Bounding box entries
+--

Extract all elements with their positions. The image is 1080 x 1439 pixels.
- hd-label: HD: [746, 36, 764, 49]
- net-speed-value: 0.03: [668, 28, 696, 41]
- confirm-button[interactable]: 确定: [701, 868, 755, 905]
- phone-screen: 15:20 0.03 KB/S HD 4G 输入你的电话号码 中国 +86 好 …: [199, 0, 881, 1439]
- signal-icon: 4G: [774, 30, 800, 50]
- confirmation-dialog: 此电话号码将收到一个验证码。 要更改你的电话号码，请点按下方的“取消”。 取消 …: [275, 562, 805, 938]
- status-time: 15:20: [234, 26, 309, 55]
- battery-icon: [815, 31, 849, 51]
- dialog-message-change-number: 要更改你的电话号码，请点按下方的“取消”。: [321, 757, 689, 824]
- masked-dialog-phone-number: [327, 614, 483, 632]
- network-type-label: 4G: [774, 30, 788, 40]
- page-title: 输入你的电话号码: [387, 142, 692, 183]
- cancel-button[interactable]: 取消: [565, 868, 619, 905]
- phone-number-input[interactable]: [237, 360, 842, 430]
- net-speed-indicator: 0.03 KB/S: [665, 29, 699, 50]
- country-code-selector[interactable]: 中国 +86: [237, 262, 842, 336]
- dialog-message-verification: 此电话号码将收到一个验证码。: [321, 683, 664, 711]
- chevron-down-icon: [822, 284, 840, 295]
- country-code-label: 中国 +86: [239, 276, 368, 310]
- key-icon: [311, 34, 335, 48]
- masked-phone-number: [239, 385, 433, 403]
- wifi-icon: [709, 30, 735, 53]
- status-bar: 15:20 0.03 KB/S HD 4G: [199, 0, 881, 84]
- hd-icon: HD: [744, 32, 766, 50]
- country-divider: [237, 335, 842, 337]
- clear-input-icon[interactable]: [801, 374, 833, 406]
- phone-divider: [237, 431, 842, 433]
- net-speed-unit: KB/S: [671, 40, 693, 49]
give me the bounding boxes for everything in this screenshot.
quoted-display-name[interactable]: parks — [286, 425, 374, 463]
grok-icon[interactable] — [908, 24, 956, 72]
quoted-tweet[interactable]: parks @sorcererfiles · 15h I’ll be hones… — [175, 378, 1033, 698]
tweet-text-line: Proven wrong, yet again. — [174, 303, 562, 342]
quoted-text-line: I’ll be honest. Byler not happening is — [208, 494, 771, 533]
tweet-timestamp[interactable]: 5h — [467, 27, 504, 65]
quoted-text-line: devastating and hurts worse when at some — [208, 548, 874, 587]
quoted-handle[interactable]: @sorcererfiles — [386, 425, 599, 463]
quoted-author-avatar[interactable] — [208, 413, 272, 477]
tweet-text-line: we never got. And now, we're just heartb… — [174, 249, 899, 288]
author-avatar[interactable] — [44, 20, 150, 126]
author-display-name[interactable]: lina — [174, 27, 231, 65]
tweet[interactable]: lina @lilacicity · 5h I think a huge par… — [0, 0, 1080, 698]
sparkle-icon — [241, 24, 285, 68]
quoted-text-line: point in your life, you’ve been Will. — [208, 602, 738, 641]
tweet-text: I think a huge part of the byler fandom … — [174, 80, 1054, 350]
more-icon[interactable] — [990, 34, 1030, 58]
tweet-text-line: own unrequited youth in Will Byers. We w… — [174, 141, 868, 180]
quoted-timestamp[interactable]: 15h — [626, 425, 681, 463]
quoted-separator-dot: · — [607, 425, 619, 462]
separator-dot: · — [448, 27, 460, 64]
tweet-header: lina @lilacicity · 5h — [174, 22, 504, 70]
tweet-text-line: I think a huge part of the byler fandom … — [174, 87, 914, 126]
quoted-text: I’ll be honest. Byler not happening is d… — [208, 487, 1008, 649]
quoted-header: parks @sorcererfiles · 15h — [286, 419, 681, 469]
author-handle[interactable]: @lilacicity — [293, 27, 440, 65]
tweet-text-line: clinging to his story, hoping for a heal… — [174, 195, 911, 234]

+--

* **TASK DIRECTIONS**:
Repeat the lines of the entries exactly, from the start through the line containing "- confirm-button[interactable]: 确定: [701, 868, 755, 905]", with that line included.

* **ANSWER TO THIS TASK**:
Extract all elements with their positions. The image is 1080 x 1439 pixels.
- hd-label: HD: [746, 36, 764, 49]
- net-speed-value: 0.03: [668, 28, 696, 41]
- confirm-button[interactable]: 确定: [701, 868, 755, 905]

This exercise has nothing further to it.